Excerpt from a dataset
★ ★ ★ ★
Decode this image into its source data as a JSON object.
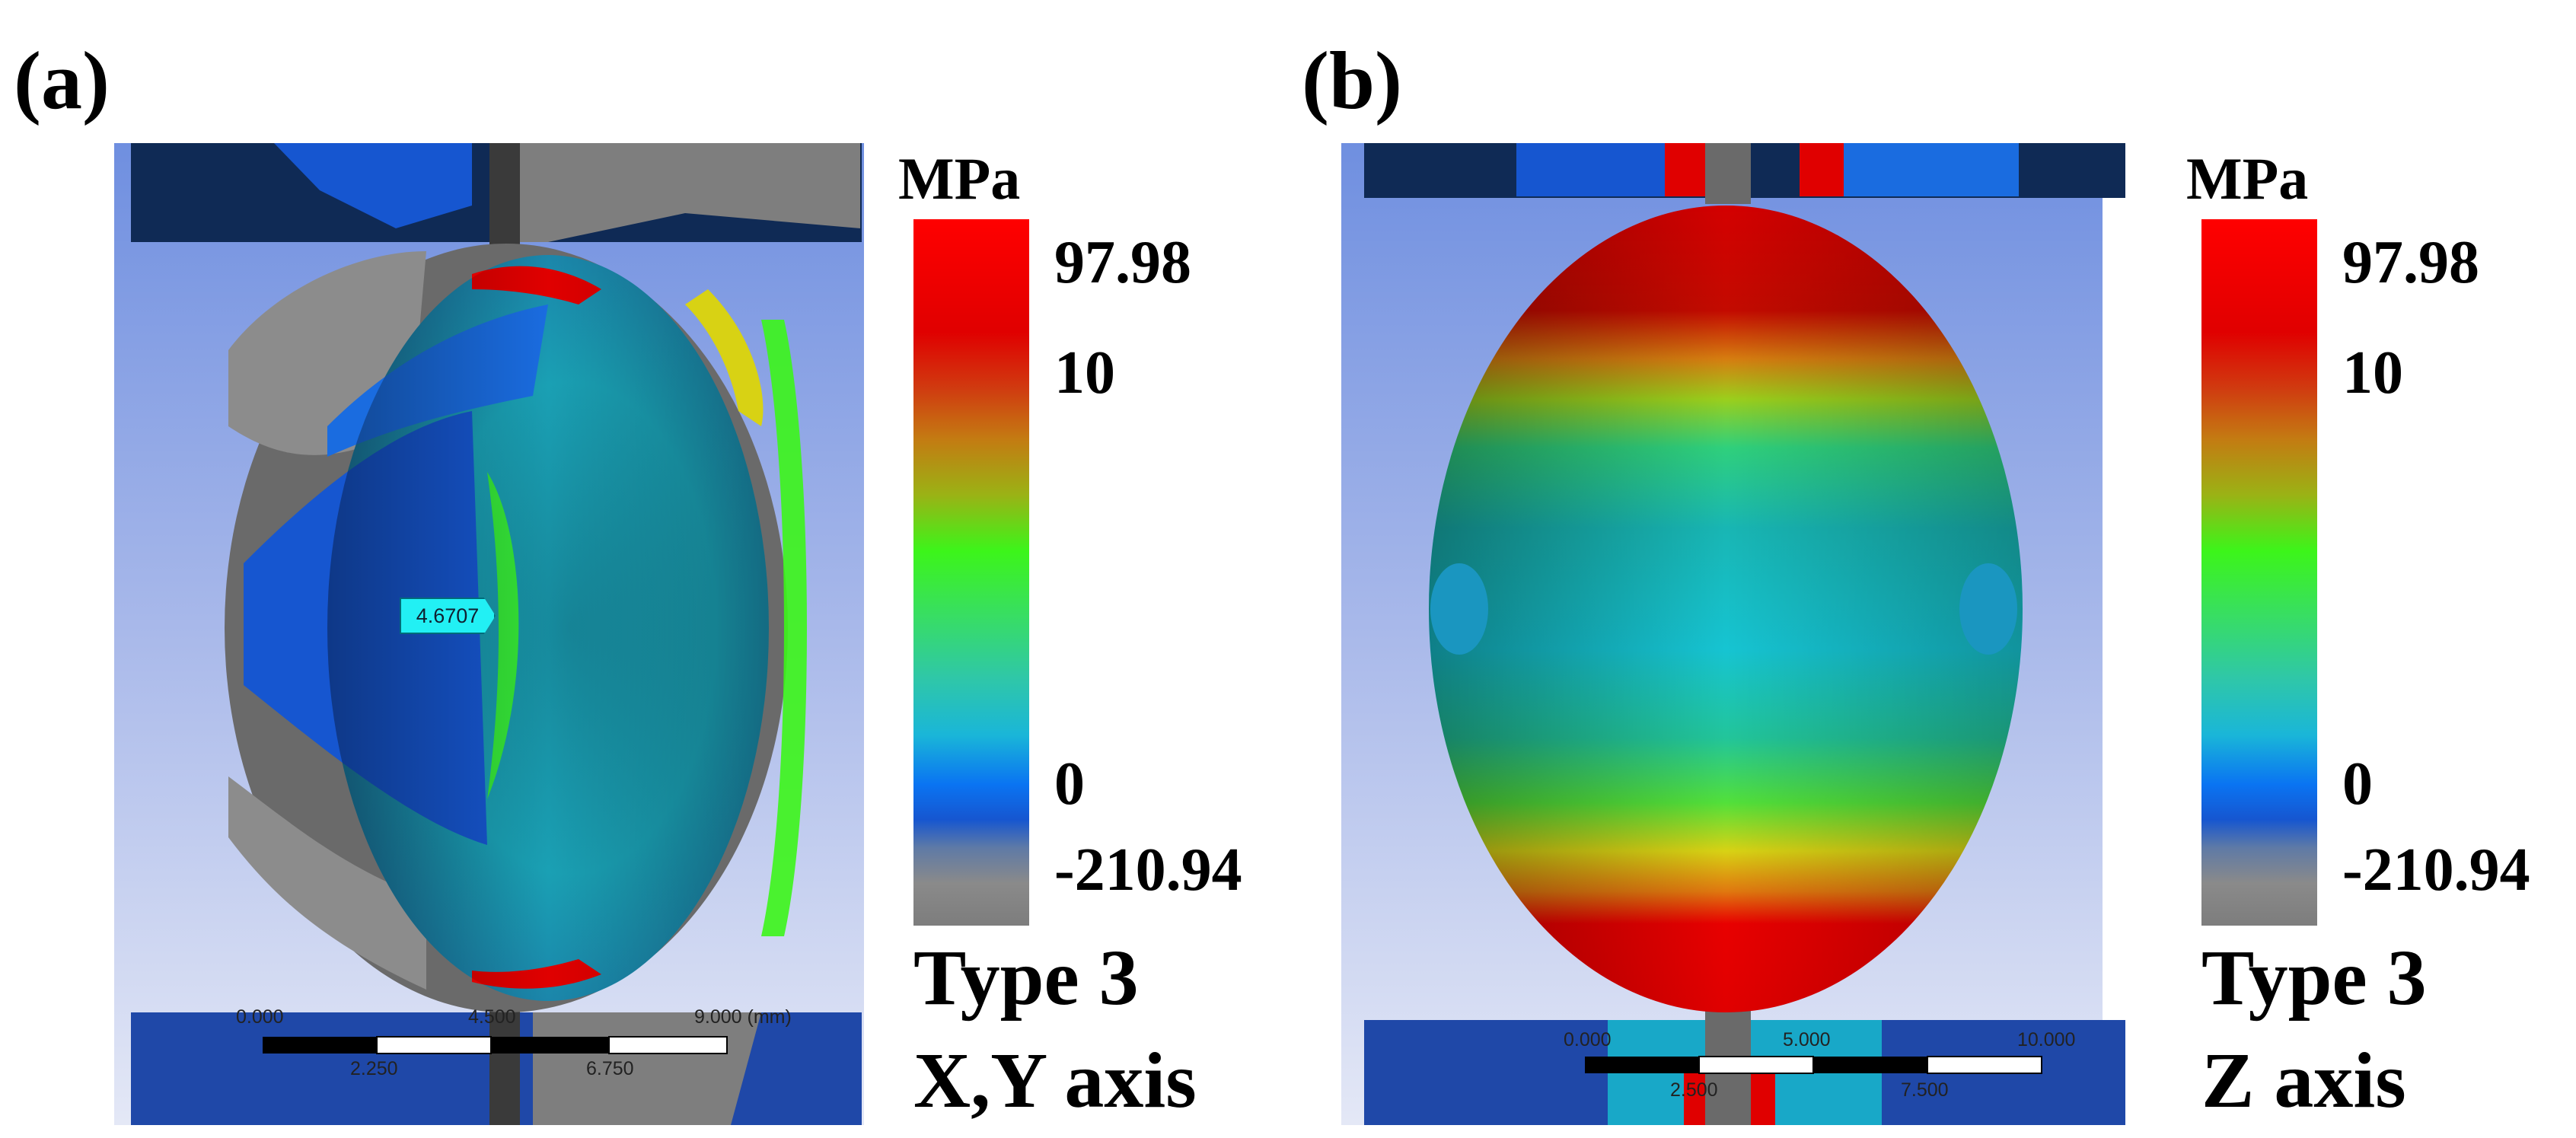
{
  "panels": [
    {
      "label": "(a)",
      "legend": {
        "unit": "MPa",
        "ticks": [
          "97.98",
          "10",
          "0",
          "-210.94"
        ],
        "colors": [
          "#ff0000",
          "#c47a12",
          "#3cf51a",
          "#1ab6d8",
          "#0a74f2",
          "#7d7d7d"
        ]
      },
      "caption_line1": "Type 3",
      "caption_line2": "X,Y axis",
      "probe_value": "4.6707",
      "scale_bar": {
        "top_labels": [
          "0.000",
          "4.500",
          "9.000 (mm)"
        ],
        "bottom_labels": [
          "2.250",
          "6.750"
        ]
      }
    },
    {
      "label": "(b)",
      "legend": {
        "unit": "MPa",
        "ticks": [
          "97.98",
          "10",
          "0",
          "-210.94"
        ],
        "colors": [
          "#ff0000",
          "#c47a12",
          "#3cf51a",
          "#1ab6d8",
          "#0a74f2",
          "#7d7d7d"
        ]
      },
      "caption_line1": "Type 3",
      "caption_line2": "Z axis",
      "scale_bar": {
        "top_labels": [
          "0.000",
          "5.000",
          "10.000"
        ],
        "bottom_labels": [
          "2.500",
          "7.500"
        ]
      }
    }
  ]
}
★ ★ ★ ★
INSTRUCTIONS TO FOLLOW
Extract each line from the entries above that contains the string "axis".

REPLY
      "caption_line2": "X,Y axis",
      "caption_line2": "Z axis",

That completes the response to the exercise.